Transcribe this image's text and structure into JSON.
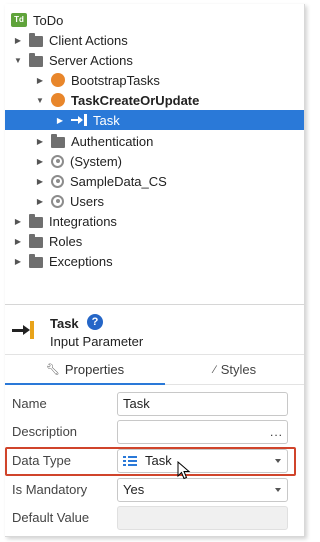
{
  "tree": {
    "root": {
      "badge": "Td",
      "label": "ToDo"
    },
    "items": [
      {
        "label": "Client Actions",
        "icon": "folder-icon",
        "expanded": false
      },
      {
        "label": "Server Actions",
        "icon": "folder-icon",
        "expanded": true
      },
      {
        "label": "BootstrapTasks",
        "icon": "server-action-icon",
        "expanded": false
      },
      {
        "label": "TaskCreateOrUpdate",
        "icon": "server-action-icon",
        "expanded": true
      },
      {
        "label": "Task",
        "icon": "input-parameter-icon",
        "selected": true
      },
      {
        "label": "Authentication",
        "icon": "folder-icon",
        "expanded": false
      },
      {
        "label": "(System)",
        "icon": "module-reference-icon",
        "expanded": false
      },
      {
        "label": "SampleData_CS",
        "icon": "module-reference-icon",
        "expanded": false
      },
      {
        "label": "Users",
        "icon": "module-reference-icon",
        "expanded": false
      },
      {
        "label": "Integrations",
        "icon": "folder-icon",
        "expanded": false
      },
      {
        "label": "Roles",
        "icon": "folder-icon",
        "expanded": false
      },
      {
        "label": "Exceptions",
        "icon": "folder-icon",
        "expanded": false
      }
    ]
  },
  "properties": {
    "element_name": "Task",
    "help_glyph": "?",
    "element_type": "Input Parameter",
    "tabs": [
      {
        "label": "Properties",
        "icon": "wrench-icon",
        "active": true
      },
      {
        "label": "Styles",
        "icon": "brush-icon",
        "active": false
      }
    ],
    "rows": [
      {
        "label": "Name",
        "value": "Task"
      },
      {
        "label": "Description",
        "value": "",
        "button": "..."
      },
      {
        "label": "Data Type",
        "value": "Task",
        "highlighted": true
      },
      {
        "label": "Is Mandatory",
        "value": "Yes"
      },
      {
        "label": "Default Value",
        "value": ""
      }
    ]
  },
  "colors": {
    "selection": "#2a79d8",
    "highlight_border": "#d0442b",
    "server_action": "#e8862b",
    "help_badge": "#2566c7",
    "param_bar": "#e8a31a"
  }
}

* * *

Output a faithful copy of the data, with each picture left out.

▶ Exercise response
Transcribe this image's text and structure into JSON.
{
  "tree": {
    "root": {
      "badge": "Td",
      "label": "ToDo"
    },
    "items": [
      {
        "label": "Client Actions",
        "icon": "folder-icon",
        "expanded": false
      },
      {
        "label": "Server Actions",
        "icon": "folder-icon",
        "expanded": true
      },
      {
        "label": "BootstrapTasks",
        "icon": "server-action-icon",
        "expanded": false
      },
      {
        "label": "TaskCreateOrUpdate",
        "icon": "server-action-icon",
        "expanded": true
      },
      {
        "label": "Task",
        "icon": "input-parameter-icon",
        "selected": true
      },
      {
        "label": "Authentication",
        "icon": "folder-icon",
        "expanded": false
      },
      {
        "label": "(System)",
        "icon": "module-reference-icon",
        "expanded": false
      },
      {
        "label": "SampleData_CS",
        "icon": "module-reference-icon",
        "expanded": false
      },
      {
        "label": "Users",
        "icon": "module-reference-icon",
        "expanded": false
      },
      {
        "label": "Integrations",
        "icon": "folder-icon",
        "expanded": false
      },
      {
        "label": "Roles",
        "icon": "folder-icon",
        "expanded": false
      },
      {
        "label": "Exceptions",
        "icon": "folder-icon",
        "expanded": false
      }
    ]
  },
  "properties": {
    "element_name": "Task",
    "help_glyph": "?",
    "element_type": "Input Parameter",
    "tabs": [
      {
        "label": "Properties",
        "icon": "wrench-icon",
        "active": true
      },
      {
        "label": "Styles",
        "icon": "brush-icon",
        "active": false
      }
    ],
    "rows": [
      {
        "label": "Name",
        "value": "Task"
      },
      {
        "label": "Description",
        "value": "",
        "button": "..."
      },
      {
        "label": "Data Type",
        "value": "Task",
        "highlighted": true
      },
      {
        "label": "Is Mandatory",
        "value": "Yes"
      },
      {
        "label": "Default Value",
        "value": ""
      }
    ]
  },
  "colors": {
    "selection": "#2a79d8",
    "highlight_border": "#d0442b",
    "server_action": "#e8862b",
    "help_badge": "#2566c7",
    "param_bar": "#e8a31a"
  }
}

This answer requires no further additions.